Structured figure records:
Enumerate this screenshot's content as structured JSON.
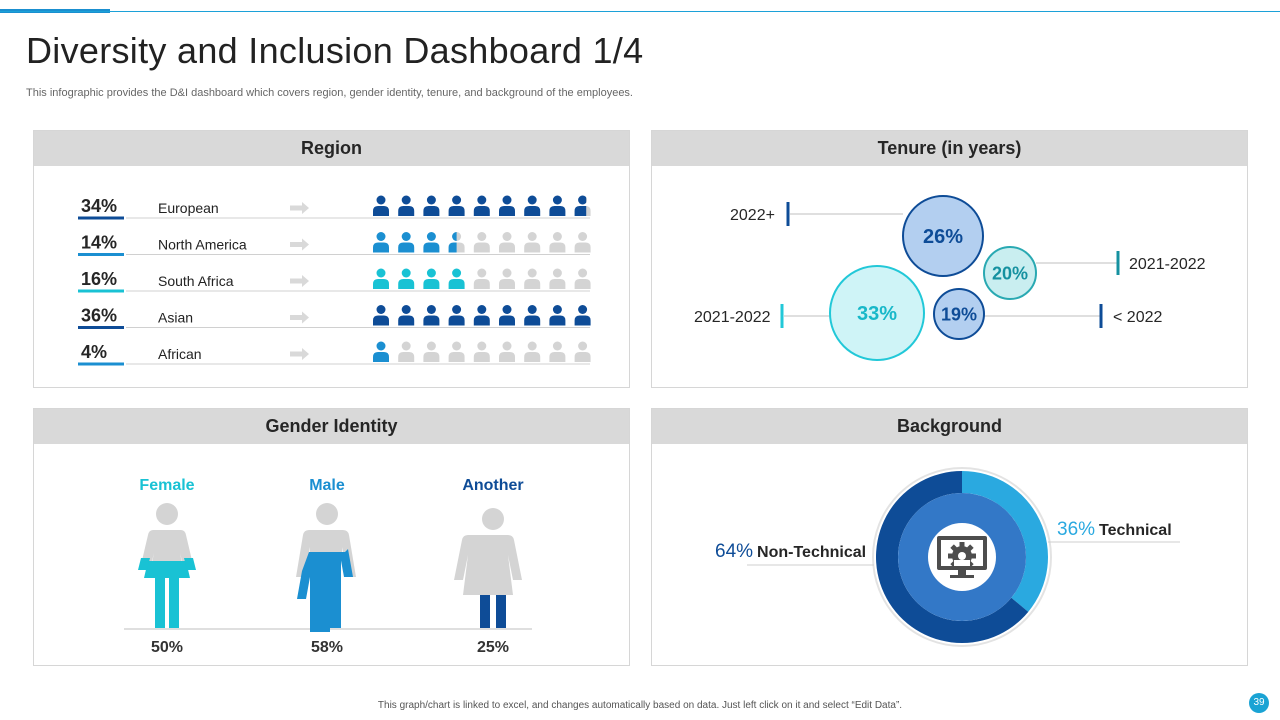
{
  "page": {
    "title": "Diversity and Inclusion Dashboard 1/4",
    "subtitle": "This infographic provides the D&I dashboard which covers region, gender identity, tenure, and background of the employees.",
    "footer": "This graph/chart is linked to excel, and changes automatically based on data. Just left click on it and select “Edit Data”.",
    "page_number": "39"
  },
  "colors": {
    "dark_blue": "#0e4c97",
    "mid_blue": "#1b8fd1",
    "teal": "#19c2d4",
    "light_grey": "#d9d9d9",
    "grey_figure": "#d4d4d4"
  },
  "chart_data": [
    {
      "type": "table",
      "title": "Region",
      "icon": "person-icon",
      "rows": [
        {
          "label": "European",
          "percent": 34,
          "display": "34%",
          "icons_filled": 8.7,
          "color": "#0e4c97"
        },
        {
          "label": "North America",
          "percent": 14,
          "display": "14%",
          "icons_filled": 3.5,
          "color": "#1b8fd1"
        },
        {
          "label": "South Africa",
          "percent": 16,
          "display": "16%",
          "icons_filled": 4,
          "color": "#19c2d4"
        },
        {
          "label": "Asian",
          "percent": 36,
          "display": "36%",
          "icons_filled": 9,
          "color": "#0e4c97"
        },
        {
          "label": "African",
          "percent": 4,
          "display": "4%",
          "icons_filled": 1,
          "color": "#1b8fd1"
        }
      ],
      "icons_per_row": 9
    },
    {
      "type": "scatter",
      "title": "Tenure (in years)",
      "bubbles": [
        {
          "label": "2022+",
          "value": 26,
          "display": "26%"
        },
        {
          "label": "2021-2022",
          "value": 20,
          "display": "20%"
        },
        {
          "label": "2021-2022",
          "value": 33,
          "display": "33%"
        },
        {
          "label": "< 2022",
          "value": 19,
          "display": "19%"
        }
      ]
    },
    {
      "type": "bar",
      "title": "Gender Identity",
      "categories": [
        "Female",
        "Male",
        "Another"
      ],
      "values": [
        50,
        58,
        25
      ],
      "displays": [
        "50%",
        "58%",
        "25%"
      ]
    },
    {
      "type": "pie",
      "title": "Background",
      "slices": [
        {
          "label": "Technical",
          "value": 36,
          "display": "36%",
          "color": "#2aa9e0"
        },
        {
          "label": "Non-Technical",
          "value": 64,
          "display": "64%",
          "color": "#0e4c97"
        }
      ]
    }
  ]
}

* Requirements *
Quote every line of the records above exactly; no picture is to be copied.

* Right answer *
Enumerate this screenshot's content as structured JSON.
{
  "page": {
    "title": "Diversity and Inclusion Dashboard 1/4",
    "subtitle": "This infographic provides the D&I dashboard which covers region, gender identity, tenure, and background of the employees.",
    "footer": "This graph/chart is linked to excel, and changes automatically based on data. Just left click on it and select “Edit Data”.",
    "page_number": "39"
  },
  "colors": {
    "dark_blue": "#0e4c97",
    "mid_blue": "#1b8fd1",
    "teal": "#19c2d4",
    "light_grey": "#d9d9d9",
    "grey_figure": "#d4d4d4"
  },
  "chart_data": [
    {
      "type": "table",
      "title": "Region",
      "icon": "person-icon",
      "rows": [
        {
          "label": "European",
          "percent": 34,
          "display": "34%",
          "icons_filled": 8.7,
          "color": "#0e4c97"
        },
        {
          "label": "North America",
          "percent": 14,
          "display": "14%",
          "icons_filled": 3.5,
          "color": "#1b8fd1"
        },
        {
          "label": "South Africa",
          "percent": 16,
          "display": "16%",
          "icons_filled": 4,
          "color": "#19c2d4"
        },
        {
          "label": "Asian",
          "percent": 36,
          "display": "36%",
          "icons_filled": 9,
          "color": "#0e4c97"
        },
        {
          "label": "African",
          "percent": 4,
          "display": "4%",
          "icons_filled": 1,
          "color": "#1b8fd1"
        }
      ],
      "icons_per_row": 9
    },
    {
      "type": "scatter",
      "title": "Tenure (in years)",
      "bubbles": [
        {
          "label": "2022+",
          "value": 26,
          "display": "26%"
        },
        {
          "label": "2021-2022",
          "value": 20,
          "display": "20%"
        },
        {
          "label": "2021-2022",
          "value": 33,
          "display": "33%"
        },
        {
          "label": "< 2022",
          "value": 19,
          "display": "19%"
        }
      ]
    },
    {
      "type": "bar",
      "title": "Gender Identity",
      "categories": [
        "Female",
        "Male",
        "Another"
      ],
      "values": [
        50,
        58,
        25
      ],
      "displays": [
        "50%",
        "58%",
        "25%"
      ]
    },
    {
      "type": "pie",
      "title": "Background",
      "slices": [
        {
          "label": "Technical",
          "value": 36,
          "display": "36%",
          "color": "#2aa9e0"
        },
        {
          "label": "Non-Technical",
          "value": 64,
          "display": "64%",
          "color": "#0e4c97"
        }
      ]
    }
  ]
}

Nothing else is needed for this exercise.